Rename "forecast-high" to "forecast-max" in everything from "forecast-row-tomorrow[interactable]: 明天 晴" down to "air-quality-chip[interactable]: 空气良 69", and give back only those lines with nothing else altered.

Start of Given data

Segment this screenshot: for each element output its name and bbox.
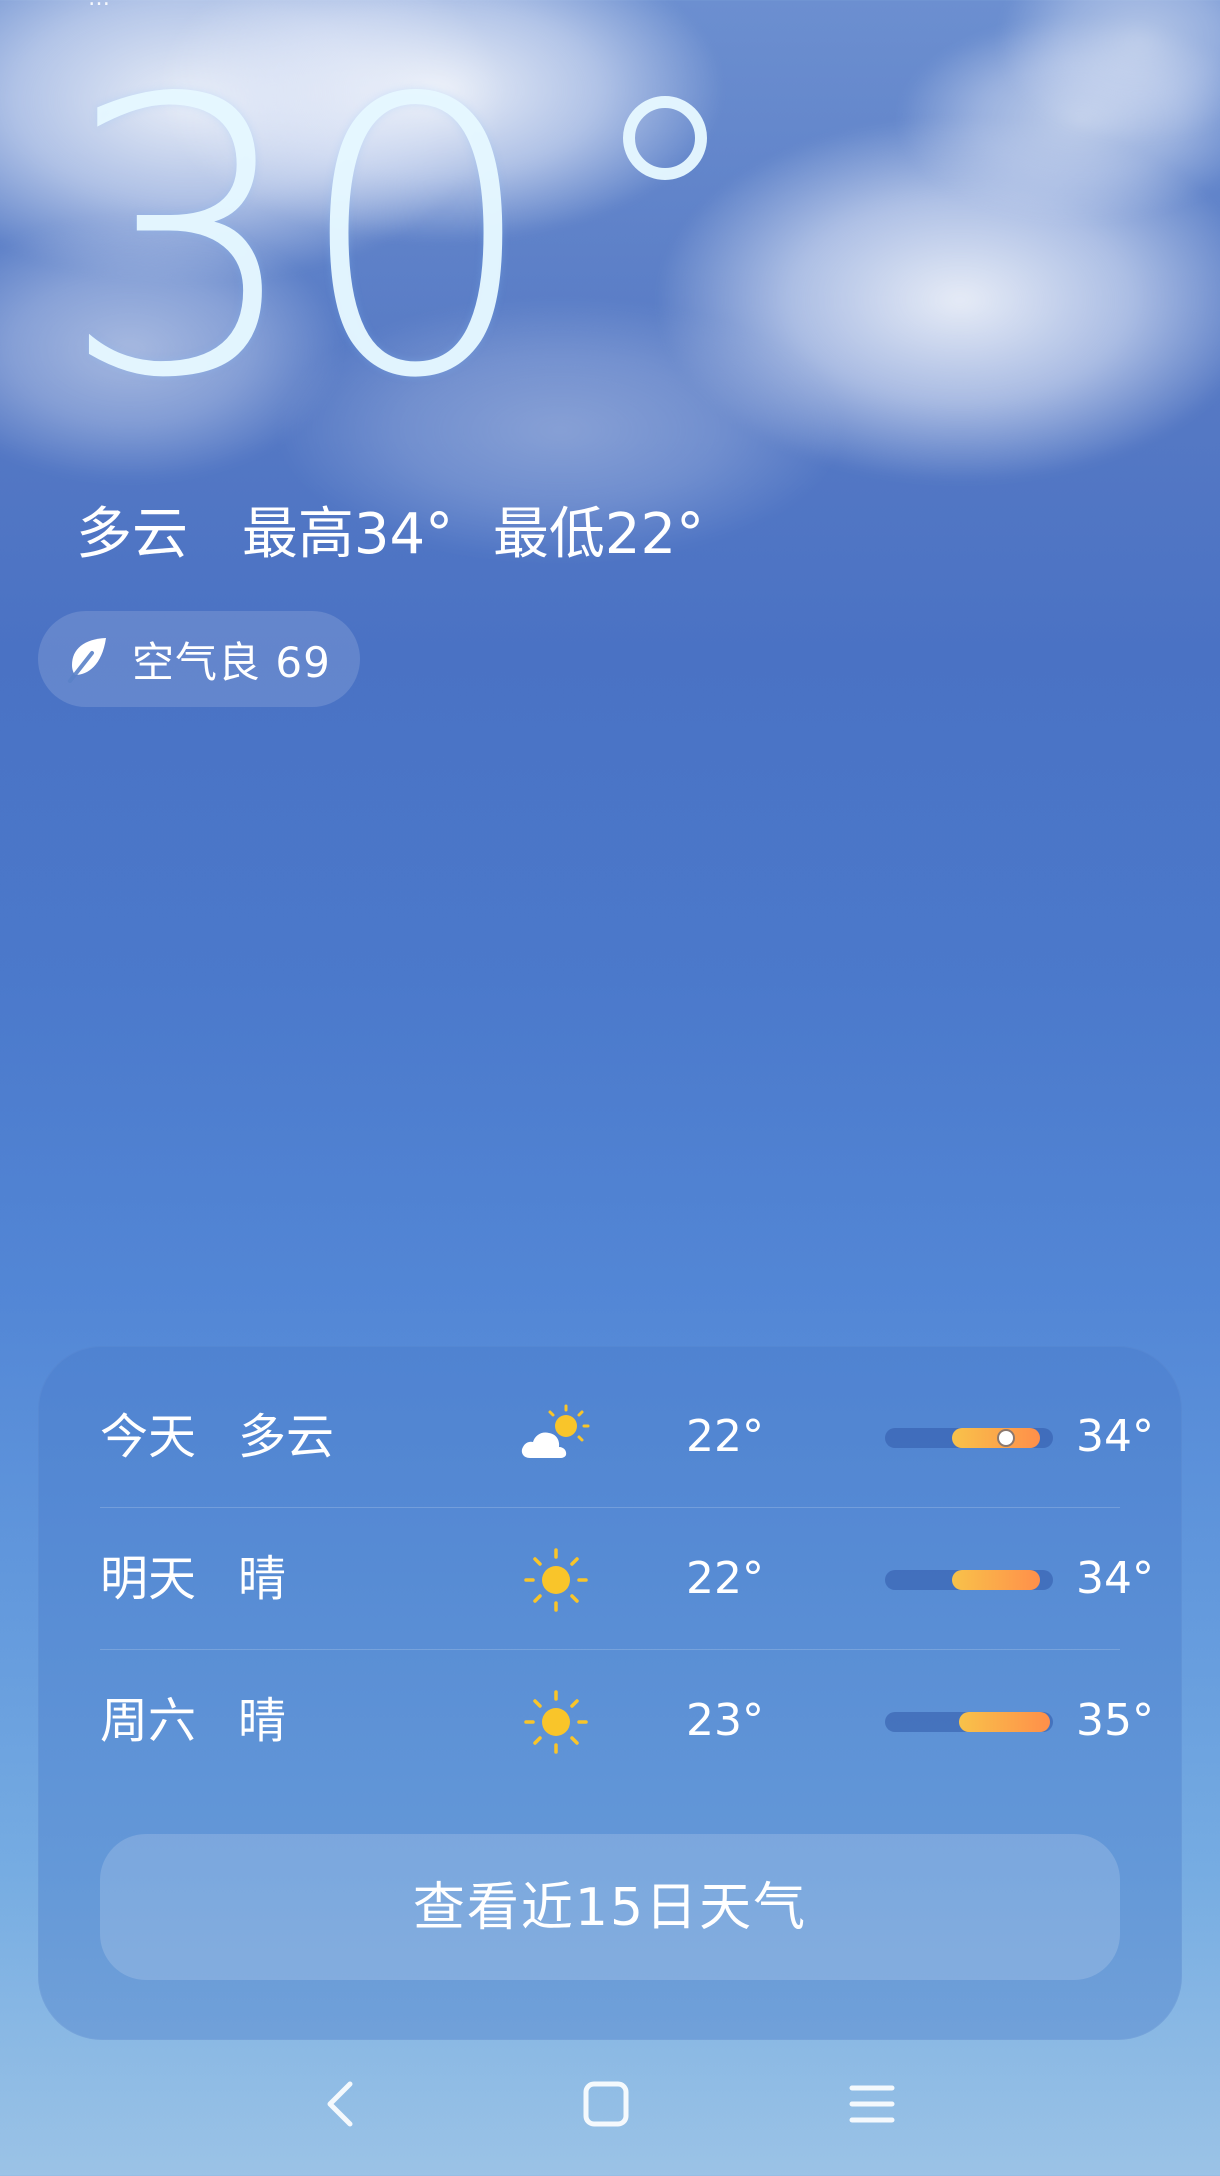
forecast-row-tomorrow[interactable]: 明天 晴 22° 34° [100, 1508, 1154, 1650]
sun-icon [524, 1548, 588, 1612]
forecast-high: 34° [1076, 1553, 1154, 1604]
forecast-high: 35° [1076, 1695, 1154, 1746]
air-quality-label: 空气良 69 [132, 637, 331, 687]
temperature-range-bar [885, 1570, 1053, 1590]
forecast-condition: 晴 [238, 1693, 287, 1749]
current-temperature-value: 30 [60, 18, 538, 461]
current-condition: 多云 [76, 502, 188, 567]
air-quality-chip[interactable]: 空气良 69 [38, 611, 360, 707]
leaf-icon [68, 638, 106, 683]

End of Given data

Exercise response:
forecast-row-tomorrow[interactable]: 明天 晴 22° 34° [100, 1508, 1154, 1650]
sun-icon [524, 1548, 588, 1612]
forecast-max: 34° [1076, 1553, 1154, 1604]
forecast-max: 35° [1076, 1695, 1154, 1746]
air-quality-label: 空气良 69 [132, 637, 331, 687]
temperature-range-bar [885, 1570, 1053, 1590]
forecast-condition: 晴 [238, 1693, 287, 1749]
current-temperature-value: 30 [60, 18, 538, 461]
current-condition: 多云 [76, 502, 188, 567]
air-quality-chip[interactable]: 空气良 69 [38, 611, 360, 707]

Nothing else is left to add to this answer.